● **DIRECTIONS**
State the number of lines below in which the word "color" appears. Nothing else belongs in the answer.

Figure content listings
-- begin --

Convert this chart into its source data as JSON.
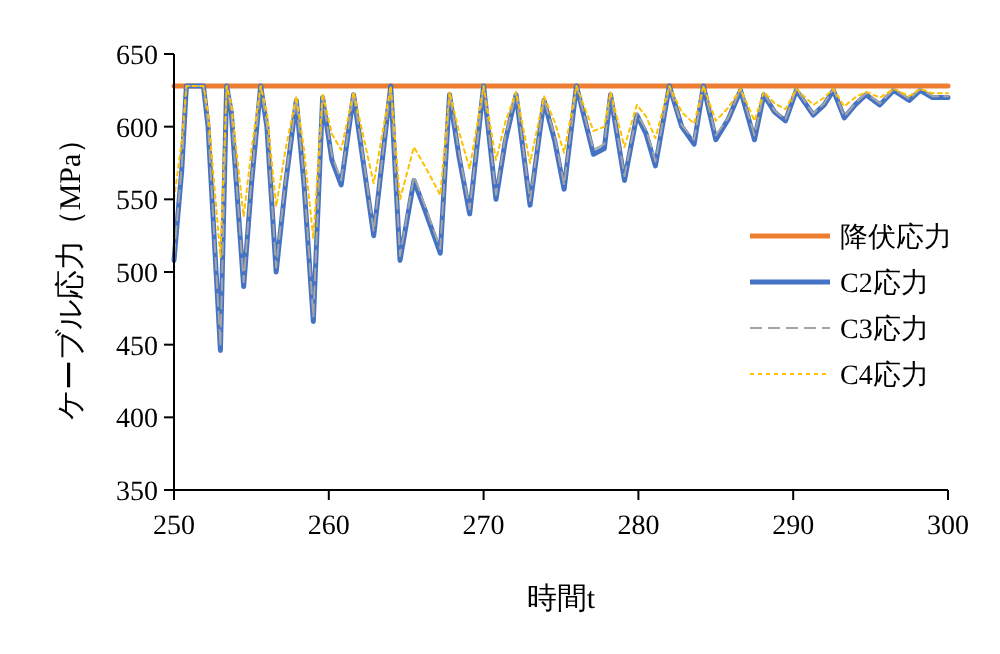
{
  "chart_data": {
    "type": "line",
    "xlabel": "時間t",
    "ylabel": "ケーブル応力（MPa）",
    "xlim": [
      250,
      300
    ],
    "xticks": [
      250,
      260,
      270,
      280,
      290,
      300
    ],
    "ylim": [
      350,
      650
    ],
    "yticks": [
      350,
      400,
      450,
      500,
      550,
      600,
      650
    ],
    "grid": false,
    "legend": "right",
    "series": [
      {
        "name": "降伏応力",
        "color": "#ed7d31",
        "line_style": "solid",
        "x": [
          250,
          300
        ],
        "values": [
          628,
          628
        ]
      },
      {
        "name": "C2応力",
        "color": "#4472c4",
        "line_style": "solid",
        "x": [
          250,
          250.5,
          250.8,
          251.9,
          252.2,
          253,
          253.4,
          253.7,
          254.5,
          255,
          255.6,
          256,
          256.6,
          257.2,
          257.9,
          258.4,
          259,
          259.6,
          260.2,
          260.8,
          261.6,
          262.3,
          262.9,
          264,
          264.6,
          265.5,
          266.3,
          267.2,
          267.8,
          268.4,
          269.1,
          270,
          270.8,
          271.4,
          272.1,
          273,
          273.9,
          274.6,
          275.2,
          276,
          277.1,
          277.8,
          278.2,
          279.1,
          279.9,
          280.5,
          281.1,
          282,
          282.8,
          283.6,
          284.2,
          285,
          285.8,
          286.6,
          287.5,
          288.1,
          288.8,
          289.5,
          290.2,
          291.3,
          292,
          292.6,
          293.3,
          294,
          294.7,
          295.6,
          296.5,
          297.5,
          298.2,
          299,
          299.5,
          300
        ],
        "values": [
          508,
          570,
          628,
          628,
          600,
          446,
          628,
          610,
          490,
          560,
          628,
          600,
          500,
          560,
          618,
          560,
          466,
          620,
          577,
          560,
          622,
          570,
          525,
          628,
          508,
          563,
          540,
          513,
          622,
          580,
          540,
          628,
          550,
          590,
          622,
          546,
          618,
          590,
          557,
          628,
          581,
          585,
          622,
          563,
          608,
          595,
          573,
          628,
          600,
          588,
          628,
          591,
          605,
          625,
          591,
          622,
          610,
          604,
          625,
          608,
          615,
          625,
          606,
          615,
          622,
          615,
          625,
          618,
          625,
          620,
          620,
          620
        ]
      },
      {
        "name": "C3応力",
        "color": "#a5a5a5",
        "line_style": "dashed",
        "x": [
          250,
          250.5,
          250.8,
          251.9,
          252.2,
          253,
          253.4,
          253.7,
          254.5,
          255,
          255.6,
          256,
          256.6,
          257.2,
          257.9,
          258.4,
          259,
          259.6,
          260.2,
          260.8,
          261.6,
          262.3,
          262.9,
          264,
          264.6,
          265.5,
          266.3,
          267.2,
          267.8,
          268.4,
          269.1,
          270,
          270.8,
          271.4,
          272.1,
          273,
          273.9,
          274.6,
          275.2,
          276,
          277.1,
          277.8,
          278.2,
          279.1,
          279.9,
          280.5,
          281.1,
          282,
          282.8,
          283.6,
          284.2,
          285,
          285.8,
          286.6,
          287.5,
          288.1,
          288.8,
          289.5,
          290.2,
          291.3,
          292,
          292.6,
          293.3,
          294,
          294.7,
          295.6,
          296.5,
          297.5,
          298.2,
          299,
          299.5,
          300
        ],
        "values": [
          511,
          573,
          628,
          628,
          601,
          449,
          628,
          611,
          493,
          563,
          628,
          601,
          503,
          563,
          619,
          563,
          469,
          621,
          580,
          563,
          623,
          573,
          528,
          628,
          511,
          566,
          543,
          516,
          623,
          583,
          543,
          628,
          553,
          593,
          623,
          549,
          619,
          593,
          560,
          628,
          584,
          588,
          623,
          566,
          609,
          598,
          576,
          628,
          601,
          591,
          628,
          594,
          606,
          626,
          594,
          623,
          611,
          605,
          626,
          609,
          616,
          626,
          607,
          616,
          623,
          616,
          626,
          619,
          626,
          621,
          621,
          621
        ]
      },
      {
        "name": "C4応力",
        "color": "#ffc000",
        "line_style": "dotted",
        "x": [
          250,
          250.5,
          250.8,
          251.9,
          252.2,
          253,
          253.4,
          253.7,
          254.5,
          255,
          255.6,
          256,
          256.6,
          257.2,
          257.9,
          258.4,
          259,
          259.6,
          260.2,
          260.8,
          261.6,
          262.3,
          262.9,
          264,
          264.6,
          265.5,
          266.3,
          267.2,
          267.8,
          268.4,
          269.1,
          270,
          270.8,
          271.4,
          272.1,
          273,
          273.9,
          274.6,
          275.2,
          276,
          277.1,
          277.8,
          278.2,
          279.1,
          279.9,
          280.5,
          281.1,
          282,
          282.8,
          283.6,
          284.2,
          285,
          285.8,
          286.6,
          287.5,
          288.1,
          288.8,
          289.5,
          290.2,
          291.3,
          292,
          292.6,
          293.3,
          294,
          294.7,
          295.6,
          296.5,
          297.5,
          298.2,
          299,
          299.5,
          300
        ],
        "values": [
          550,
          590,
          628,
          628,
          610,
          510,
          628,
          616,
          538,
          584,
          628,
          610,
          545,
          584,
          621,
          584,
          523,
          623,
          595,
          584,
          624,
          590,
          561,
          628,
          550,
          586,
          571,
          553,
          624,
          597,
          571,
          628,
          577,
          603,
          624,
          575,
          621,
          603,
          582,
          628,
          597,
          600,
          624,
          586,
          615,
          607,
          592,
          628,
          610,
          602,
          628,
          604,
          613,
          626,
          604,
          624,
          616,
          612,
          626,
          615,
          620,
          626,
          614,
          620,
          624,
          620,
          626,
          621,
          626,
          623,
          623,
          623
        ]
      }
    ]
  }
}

-- end --

● **RESULT OF THE EXERCISE**
4